** START Task input **
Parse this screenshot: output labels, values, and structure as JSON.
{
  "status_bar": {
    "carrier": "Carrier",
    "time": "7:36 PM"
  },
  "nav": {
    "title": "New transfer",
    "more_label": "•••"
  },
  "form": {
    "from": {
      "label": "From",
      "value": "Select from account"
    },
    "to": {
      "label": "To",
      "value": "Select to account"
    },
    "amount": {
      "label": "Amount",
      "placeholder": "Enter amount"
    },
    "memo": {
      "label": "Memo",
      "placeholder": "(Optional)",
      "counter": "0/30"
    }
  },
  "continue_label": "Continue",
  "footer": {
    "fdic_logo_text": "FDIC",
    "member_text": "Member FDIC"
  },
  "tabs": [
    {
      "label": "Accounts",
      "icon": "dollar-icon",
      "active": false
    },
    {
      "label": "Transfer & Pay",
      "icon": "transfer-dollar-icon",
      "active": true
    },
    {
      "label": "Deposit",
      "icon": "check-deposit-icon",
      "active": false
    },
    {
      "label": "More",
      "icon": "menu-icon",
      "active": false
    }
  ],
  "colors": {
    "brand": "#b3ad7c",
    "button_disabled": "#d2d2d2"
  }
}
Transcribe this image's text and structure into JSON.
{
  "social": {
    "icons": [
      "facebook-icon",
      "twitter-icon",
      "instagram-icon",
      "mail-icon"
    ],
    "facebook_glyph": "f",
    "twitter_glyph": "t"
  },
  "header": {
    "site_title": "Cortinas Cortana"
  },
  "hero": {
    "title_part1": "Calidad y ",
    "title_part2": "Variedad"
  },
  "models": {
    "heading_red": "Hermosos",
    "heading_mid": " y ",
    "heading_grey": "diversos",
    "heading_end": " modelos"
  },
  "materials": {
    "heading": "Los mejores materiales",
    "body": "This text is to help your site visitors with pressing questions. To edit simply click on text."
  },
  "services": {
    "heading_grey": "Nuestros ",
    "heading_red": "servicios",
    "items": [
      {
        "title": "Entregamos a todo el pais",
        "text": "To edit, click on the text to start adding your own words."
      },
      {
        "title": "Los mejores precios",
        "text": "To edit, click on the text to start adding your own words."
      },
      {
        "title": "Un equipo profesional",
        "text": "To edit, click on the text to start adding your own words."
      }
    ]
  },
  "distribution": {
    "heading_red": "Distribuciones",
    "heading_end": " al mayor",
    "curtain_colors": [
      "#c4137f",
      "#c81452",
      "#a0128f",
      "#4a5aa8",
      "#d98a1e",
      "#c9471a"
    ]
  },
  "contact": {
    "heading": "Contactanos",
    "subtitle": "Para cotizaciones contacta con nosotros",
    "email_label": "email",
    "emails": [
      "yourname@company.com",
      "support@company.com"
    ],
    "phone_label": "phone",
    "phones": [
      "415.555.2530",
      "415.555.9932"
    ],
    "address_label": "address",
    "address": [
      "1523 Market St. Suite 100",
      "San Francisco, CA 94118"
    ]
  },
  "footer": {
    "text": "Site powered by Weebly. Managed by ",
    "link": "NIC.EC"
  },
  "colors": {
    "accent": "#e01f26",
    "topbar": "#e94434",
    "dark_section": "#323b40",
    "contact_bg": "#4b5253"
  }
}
** END Task input **
## What to work on
Copy out each line exactly as written.

## Answer in full
Parse this screenshot: output labels, values, and structure as JSON.
{
  "status_bar": {
    "carrier": "Carrier",
    "time": "7:36 PM"
  },
  "nav": {
    "title": "New transfer",
    "more_label": "•••"
  },
  "form": {
    "from": {
      "label": "From",
      "value": "Select from account"
    },
    "to": {
      "label": "To",
      "value": "Select to account"
    },
    "amount": {
      "label": "Amount",
      "placeholder": "Enter amount"
    },
    "memo": {
      "label": "Memo",
      "placeholder": "(Optional)",
      "counter": "0/30"
    }
  },
  "continue_label": "Continue",
  "footer": {
    "fdic_logo_text": "FDIC",
    "member_text": "Member FDIC"
  },
  "tabs": [
    {
      "label": "Accounts",
      "icon": "dollar-icon",
      "active": false
    },
    {
      "label": "Transfer & Pay",
      "icon": "transfer-dollar-icon",
      "active": true
    },
    {
      "label": "Deposit",
      "icon": "check-deposit-icon",
      "active": false
    },
    {
      "label": "More",
      "icon": "menu-icon",
      "active": false
    }
  ],
  "colors": {
    "brand": "#b3ad7c",
    "button_disabled": "#d2d2d2"
  }
}
Transcribe this image's text and structure into JSON.
{
  "social": {
    "icons": [
      "facebook-icon",
      "twitter-icon",
      "instagram-icon",
      "mail-icon"
    ],
    "facebook_glyph": "f",
    "twitter_glyph": "t"
  },
  "header": {
    "site_title": "Cortinas Cortana"
  },
  "hero": {
    "title_part1": "Calidad y ",
    "title_part2": "Variedad"
  },
  "models": {
    "heading_red": "Hermosos",
    "heading_mid": " y ",
    "heading_grey": "diversos",
    "heading_end": " modelos"
  },
  "materials": {
    "heading": "Los mejores materiales",
    "body": "This text is to help your site visitors with pressing questions. To edit simply click on text."
  },
  "services": {
    "heading_grey": "Nuestros ",
    "heading_red": "servicios",
    "items": [
      {
        "title": "Entregamos a todo el pais",
        "text": "To edit, click on the text to start adding your own words."
      },
      {
        "title": "Los mejores precios",
        "text": "To edit, click on the text to start adding your own words."
      },
      {
        "title": "Un equipo profesional",
        "text": "To edit, click on the text to start adding your own words."
      }
    ]
  },
  "distribution": {
    "heading_red": "Distribuciones",
    "heading_end": " al mayor",
    "curtain_colors": [
      "#c4137f",
      "#c81452",
      "#a0128f",
      "#4a5aa8",
      "#d98a1e",
      "#c9471a"
    ]
  },
  "contact": {
    "heading": "Contactanos",
    "subtitle": "Para cotizaciones contacta con nosotros",
    "email_label": "email",
    "emails": [
      "yourname@company.com",
      "support@company.com"
    ],
    "phone_label": "phone",
    "phones": [
      "415.555.2530",
      "415.555.9932"
    ],
    "address_label": "address",
    "address": [
      "1523 Market St. Suite 100",
      "San Francisco, CA 94118"
    ]
  },
  "footer": {
    "text": "Site powered by Weebly. Managed by ",
    "link": "NIC.EC"
  },
  "colors": {
    "accent": "#e01f26",
    "topbar": "#e94434",
    "dark_section": "#323b40",
    "contact_bg": "#4b5253"
  }
}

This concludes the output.